• _What is expected_: Copy out all of the data below line for line, without changing anything.

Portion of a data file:
* Start *

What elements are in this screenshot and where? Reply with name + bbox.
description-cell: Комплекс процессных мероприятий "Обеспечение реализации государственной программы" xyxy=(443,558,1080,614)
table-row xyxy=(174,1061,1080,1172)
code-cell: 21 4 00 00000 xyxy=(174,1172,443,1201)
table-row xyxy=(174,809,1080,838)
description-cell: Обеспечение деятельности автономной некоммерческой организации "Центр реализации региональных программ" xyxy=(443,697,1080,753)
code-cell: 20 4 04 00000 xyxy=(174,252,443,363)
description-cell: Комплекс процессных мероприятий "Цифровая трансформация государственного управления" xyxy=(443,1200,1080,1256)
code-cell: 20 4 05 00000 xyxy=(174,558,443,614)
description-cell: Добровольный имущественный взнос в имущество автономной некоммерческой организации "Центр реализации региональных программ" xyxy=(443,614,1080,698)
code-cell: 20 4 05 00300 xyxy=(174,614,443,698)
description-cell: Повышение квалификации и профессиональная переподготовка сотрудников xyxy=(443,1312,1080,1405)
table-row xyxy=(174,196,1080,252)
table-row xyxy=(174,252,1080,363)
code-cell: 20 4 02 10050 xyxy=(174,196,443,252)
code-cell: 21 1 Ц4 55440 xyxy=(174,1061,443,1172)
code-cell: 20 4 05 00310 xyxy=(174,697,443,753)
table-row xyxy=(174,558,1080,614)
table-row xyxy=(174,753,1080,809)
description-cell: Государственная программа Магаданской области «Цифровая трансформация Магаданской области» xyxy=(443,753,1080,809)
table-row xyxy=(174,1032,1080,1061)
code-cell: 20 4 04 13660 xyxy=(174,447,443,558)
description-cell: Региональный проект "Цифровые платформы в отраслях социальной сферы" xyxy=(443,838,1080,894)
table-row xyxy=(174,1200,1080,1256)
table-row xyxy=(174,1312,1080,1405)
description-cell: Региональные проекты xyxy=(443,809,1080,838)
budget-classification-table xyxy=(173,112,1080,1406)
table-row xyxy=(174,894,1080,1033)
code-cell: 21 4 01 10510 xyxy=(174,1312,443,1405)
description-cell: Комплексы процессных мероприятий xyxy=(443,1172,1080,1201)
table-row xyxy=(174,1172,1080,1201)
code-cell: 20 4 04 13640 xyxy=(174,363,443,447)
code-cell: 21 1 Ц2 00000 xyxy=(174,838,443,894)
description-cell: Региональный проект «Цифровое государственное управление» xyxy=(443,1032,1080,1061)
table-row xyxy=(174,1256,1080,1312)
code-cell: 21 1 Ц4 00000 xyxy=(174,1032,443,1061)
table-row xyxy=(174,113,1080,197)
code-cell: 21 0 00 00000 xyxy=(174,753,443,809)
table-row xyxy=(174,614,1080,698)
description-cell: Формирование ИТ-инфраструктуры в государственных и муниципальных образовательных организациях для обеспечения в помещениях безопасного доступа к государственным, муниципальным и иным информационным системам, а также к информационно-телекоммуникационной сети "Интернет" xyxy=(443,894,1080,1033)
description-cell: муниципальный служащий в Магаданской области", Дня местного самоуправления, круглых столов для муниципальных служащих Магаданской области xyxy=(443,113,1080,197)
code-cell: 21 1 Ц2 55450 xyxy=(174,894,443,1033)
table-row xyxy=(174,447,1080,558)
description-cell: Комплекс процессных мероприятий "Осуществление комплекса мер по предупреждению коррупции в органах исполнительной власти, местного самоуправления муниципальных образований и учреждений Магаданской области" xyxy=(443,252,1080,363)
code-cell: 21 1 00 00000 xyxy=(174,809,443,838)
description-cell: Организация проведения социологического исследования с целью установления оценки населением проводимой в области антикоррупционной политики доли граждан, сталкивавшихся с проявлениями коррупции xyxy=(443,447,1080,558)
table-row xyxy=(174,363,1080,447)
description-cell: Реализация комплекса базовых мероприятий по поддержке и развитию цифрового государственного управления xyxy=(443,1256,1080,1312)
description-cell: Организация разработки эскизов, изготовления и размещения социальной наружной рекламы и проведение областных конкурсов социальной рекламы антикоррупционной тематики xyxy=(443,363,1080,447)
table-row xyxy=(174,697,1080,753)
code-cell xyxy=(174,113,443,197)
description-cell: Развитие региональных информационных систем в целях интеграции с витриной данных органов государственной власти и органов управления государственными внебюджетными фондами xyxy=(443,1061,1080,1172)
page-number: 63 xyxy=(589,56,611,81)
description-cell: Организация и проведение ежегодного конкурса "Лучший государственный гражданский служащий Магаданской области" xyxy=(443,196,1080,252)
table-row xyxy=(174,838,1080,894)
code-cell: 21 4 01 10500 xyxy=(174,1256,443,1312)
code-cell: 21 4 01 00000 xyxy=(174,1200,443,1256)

* End *

• _Response for this exercise_:
What elements are in this screenshot and where? Reply with name + bbox.
description-cell: Комплекс процессных мероприятий "Обеспечение реализации государственной программы" xyxy=(443,558,1080,614)
table-row xyxy=(174,1061,1080,1172)
code-cell: 21 4 00 00000 xyxy=(174,1172,443,1201)
table-row xyxy=(174,809,1080,838)
description-cell: Обеспечение деятельности автономной некоммерческой организации "Центр реализации региональных программ" xyxy=(443,697,1080,753)
code-cell: 20 4 04 00000 xyxy=(174,252,443,363)
description-cell: Комплекс процессных мероприятий "Цифровая трансформация государственного управления" xyxy=(443,1200,1080,1256)
code-cell: 20 4 05 00000 xyxy=(174,558,443,614)
description-cell: Добровольный имущественный взнос в имущество автономной некоммерческой организации "Центр реализации региональных программ" xyxy=(443,614,1080,698)
code-cell: 20 4 05 00300 xyxy=(174,614,443,698)
description-cell: Повышение квалификации и профессиональная переподготовка сотрудников xyxy=(443,1312,1080,1405)
table-row xyxy=(174,196,1080,252)
table-row xyxy=(174,252,1080,363)
code-cell: 20 4 02 10050 xyxy=(174,196,443,252)
code-cell: 21 1 Ц4 55440 xyxy=(174,1061,443,1172)
code-cell: 20 4 05 00310 xyxy=(174,697,443,753)
table-row xyxy=(174,558,1080,614)
table-row xyxy=(174,753,1080,809)
description-cell: Государственная программа Магаданской области «Цифровая трансформация Магаданской области» xyxy=(443,753,1080,809)
table-row xyxy=(174,1032,1080,1061)
code-cell: 20 4 04 13660 xyxy=(174,447,443,558)
description-cell: Региональный проект "Цифровые платформы в отраслях социальной сферы" xyxy=(443,838,1080,894)
table-row xyxy=(174,1200,1080,1256)
table-row xyxy=(174,1312,1080,1405)
description-cell: Региональные проекты xyxy=(443,809,1080,838)
budget-classification-table xyxy=(173,112,1080,1406)
table-row xyxy=(174,894,1080,1033)
code-cell: 21 4 01 10510 xyxy=(174,1312,443,1405)
description-cell: Комплексы процессных мероприятий xyxy=(443,1172,1080,1201)
table-row xyxy=(174,1172,1080,1201)
code-cell: 20 4 04 13640 xyxy=(174,363,443,447)
code-cell: 21 1 Ц2 00000 xyxy=(174,838,443,894)
description-cell: Региональный проект «Цифровое государственное управление» xyxy=(443,1032,1080,1061)
table-row xyxy=(174,1256,1080,1312)
code-cell: 21 1 Ц4 00000 xyxy=(174,1032,443,1061)
table-row xyxy=(174,113,1080,197)
code-cell: 21 0 00 00000 xyxy=(174,753,443,809)
table-row xyxy=(174,614,1080,698)
description-cell: Формирование ИТ-инфраструктуры в государственных и муниципальных образовательных организациях для обеспечения в помещениях безопасного доступа к государственным, муниципальным и иным информационным системам, а также к информационно-телекоммуникационной сети "Интернет" xyxy=(443,894,1080,1033)
description-cell: муниципальный служащий в Магаданской области", Дня местного самоуправления, круглых столов для муниципальных служащих Магаданской области xyxy=(443,113,1080,197)
code-cell: 21 1 Ц2 55450 xyxy=(174,894,443,1033)
table-row xyxy=(174,447,1080,558)
description-cell: Комплекс процессных мероприятий "Осуществление комплекса мер по предупреждению коррупции в органах исполнительной власти, местного самоуправления муниципальных образований и учреждений Магаданской области" xyxy=(443,252,1080,363)
code-cell: 21 1 00 00000 xyxy=(174,809,443,838)
description-cell: Организация проведения социологического исследования с целью установления оценки населением проводимой в области антикоррупционной политики доли граждан, сталкивавшихся с проявлениями коррупции xyxy=(443,447,1080,558)
table-row xyxy=(174,363,1080,447)
description-cell: Реализация комплекса базовых мероприятий по поддержке и развитию цифрового государственного управления xyxy=(443,1256,1080,1312)
description-cell: Организация разработки эскизов, изготовления и размещения социальной наружной рекламы и проведение областных конкурсов социальной рекламы антикоррупционной тематики xyxy=(443,363,1080,447)
table-row xyxy=(174,697,1080,753)
code-cell xyxy=(174,113,443,197)
description-cell: Развитие региональных информационных систем в целях интеграции с витриной данных органов государственной власти и органов управления государственными внебюджетными фондами xyxy=(443,1061,1080,1172)
page-number: 63 xyxy=(589,56,611,81)
description-cell: Организация и проведение ежегодного конкурса "Лучший государственный гражданский служащий Магаданской области" xyxy=(443,196,1080,252)
table-row xyxy=(174,838,1080,894)
code-cell: 21 4 01 10500 xyxy=(174,1256,443,1312)
code-cell: 21 4 01 00000 xyxy=(174,1200,443,1256)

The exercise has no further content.